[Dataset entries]

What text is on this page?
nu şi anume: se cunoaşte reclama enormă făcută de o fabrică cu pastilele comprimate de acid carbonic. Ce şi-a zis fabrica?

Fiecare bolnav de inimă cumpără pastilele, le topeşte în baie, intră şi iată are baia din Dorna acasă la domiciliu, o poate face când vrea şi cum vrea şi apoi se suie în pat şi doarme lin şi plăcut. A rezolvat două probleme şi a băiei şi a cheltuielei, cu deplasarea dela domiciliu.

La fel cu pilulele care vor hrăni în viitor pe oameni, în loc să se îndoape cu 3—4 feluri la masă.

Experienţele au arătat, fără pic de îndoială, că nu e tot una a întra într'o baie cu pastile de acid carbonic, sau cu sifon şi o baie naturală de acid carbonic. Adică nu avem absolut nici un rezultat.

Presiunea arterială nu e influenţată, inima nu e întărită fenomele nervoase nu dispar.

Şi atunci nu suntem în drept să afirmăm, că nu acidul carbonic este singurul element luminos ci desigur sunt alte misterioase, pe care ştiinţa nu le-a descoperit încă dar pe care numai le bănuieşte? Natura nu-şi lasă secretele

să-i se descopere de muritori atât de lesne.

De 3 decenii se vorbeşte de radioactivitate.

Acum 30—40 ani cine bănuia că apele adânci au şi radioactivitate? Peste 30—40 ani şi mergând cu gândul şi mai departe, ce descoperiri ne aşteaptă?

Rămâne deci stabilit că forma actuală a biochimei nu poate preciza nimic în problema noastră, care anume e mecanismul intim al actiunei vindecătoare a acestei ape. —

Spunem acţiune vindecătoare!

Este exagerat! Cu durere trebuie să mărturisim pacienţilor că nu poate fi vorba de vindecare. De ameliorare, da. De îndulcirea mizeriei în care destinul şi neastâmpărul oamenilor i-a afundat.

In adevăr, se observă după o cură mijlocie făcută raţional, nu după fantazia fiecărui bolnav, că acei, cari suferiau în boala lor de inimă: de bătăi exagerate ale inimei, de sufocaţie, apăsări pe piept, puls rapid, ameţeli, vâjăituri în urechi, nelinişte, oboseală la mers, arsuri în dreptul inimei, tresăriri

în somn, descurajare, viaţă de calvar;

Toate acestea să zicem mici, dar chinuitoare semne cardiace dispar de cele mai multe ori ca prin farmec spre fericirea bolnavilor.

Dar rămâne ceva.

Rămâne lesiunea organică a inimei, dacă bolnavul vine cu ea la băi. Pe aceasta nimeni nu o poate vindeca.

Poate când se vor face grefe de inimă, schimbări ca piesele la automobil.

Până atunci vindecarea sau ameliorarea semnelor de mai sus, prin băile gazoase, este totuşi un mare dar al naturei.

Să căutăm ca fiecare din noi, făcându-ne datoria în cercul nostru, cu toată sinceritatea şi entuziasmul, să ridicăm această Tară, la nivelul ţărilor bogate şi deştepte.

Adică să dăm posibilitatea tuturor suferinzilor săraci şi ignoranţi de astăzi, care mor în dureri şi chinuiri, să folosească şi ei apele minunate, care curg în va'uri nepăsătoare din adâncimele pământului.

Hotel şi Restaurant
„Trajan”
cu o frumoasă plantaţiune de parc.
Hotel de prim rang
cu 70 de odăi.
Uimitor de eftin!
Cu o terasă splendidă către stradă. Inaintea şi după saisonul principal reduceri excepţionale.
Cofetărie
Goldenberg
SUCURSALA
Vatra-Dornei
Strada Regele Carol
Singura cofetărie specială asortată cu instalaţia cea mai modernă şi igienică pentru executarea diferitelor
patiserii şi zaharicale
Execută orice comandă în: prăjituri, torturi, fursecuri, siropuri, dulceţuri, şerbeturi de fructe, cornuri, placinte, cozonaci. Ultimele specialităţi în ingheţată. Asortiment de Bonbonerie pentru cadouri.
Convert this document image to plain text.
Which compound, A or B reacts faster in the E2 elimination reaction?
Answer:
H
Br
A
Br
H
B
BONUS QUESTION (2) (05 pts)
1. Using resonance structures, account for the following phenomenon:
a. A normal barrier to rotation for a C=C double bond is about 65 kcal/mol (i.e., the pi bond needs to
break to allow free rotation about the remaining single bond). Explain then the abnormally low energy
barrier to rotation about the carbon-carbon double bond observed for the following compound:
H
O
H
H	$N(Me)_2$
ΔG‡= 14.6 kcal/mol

◆ What is required
Look above for the line containing "Convert this document image to plain text."; copy from it through the last line, exactly, and nothing more.

◆ Expected answer
Convert this document image to plain text.
Which compound, A or B reacts faster in the E2 elimination reaction?
Answer:
H
Br
A
Br
H
B
BONUS QUESTION (2) (05 pts)
1. Using resonance structures, account for the following phenomenon:
a. A normal barrier to rotation for a C=C double bond is about 65 kcal/mol (i.e., the pi bond needs to
break to allow free rotation about the remaining single bond). Explain then the abnormally low energy
barrier to rotation about the carbon-carbon double bond observed for the following compound:
H
O
H
H	$N(Me)_2$
ΔG‡= 14.6 kcal/mol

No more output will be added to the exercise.